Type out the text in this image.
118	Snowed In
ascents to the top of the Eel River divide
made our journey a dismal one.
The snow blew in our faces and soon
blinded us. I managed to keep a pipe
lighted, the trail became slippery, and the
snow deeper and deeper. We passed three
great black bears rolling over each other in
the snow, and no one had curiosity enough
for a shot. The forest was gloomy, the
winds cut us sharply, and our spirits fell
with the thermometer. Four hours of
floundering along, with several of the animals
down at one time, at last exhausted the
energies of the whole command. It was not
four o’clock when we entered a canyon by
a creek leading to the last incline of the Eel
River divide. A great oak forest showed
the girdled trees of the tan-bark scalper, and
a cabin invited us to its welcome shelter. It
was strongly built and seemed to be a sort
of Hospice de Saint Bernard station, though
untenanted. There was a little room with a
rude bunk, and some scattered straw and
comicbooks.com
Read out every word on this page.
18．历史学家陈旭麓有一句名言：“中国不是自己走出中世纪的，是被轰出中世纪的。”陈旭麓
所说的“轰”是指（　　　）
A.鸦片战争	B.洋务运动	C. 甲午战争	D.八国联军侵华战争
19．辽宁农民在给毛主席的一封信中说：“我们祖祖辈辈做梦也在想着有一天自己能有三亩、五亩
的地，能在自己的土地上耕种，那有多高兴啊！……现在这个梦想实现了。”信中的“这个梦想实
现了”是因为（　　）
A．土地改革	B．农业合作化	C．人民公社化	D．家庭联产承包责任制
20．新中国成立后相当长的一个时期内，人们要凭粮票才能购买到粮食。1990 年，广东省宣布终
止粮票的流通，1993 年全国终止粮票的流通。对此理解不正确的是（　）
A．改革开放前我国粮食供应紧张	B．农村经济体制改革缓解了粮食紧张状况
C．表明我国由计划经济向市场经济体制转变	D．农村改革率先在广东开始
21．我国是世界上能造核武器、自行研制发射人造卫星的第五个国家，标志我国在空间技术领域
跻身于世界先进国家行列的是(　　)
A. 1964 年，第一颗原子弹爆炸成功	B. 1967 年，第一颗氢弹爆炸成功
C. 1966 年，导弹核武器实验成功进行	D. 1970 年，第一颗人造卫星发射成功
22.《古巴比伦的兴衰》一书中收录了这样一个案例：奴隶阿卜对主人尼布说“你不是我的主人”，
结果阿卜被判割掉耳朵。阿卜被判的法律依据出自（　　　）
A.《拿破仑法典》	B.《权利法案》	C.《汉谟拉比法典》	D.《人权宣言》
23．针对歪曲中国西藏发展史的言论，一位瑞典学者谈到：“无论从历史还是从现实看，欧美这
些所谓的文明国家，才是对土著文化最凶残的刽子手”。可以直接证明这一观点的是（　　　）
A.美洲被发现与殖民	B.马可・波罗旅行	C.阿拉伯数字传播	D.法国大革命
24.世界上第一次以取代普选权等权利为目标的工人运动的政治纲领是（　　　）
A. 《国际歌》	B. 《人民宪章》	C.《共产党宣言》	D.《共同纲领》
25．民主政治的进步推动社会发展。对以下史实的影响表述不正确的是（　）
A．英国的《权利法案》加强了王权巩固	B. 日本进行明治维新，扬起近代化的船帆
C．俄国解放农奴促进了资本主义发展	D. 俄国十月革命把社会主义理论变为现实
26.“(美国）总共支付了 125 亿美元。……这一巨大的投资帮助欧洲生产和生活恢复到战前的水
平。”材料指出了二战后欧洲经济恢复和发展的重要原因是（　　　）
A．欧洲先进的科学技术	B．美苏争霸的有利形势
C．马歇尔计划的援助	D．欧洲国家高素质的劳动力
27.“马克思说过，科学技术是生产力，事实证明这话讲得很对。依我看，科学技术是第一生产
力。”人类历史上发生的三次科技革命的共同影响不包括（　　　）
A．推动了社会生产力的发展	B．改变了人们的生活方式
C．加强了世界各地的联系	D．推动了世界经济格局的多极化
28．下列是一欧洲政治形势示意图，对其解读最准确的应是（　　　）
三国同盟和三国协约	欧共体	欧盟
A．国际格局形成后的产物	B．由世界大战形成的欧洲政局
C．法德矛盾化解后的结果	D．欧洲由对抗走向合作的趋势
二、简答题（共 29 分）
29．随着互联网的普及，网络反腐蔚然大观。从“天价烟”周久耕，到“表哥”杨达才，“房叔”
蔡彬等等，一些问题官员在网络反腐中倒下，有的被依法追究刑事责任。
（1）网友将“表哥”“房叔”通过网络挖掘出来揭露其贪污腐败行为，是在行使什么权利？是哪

> WHAT IS NEEDED
Track down every line with the word "divide" and copy it.

> COMPLETE ANSWER
ascents to the top of the Eel River divide
River divide. A great oak forest showed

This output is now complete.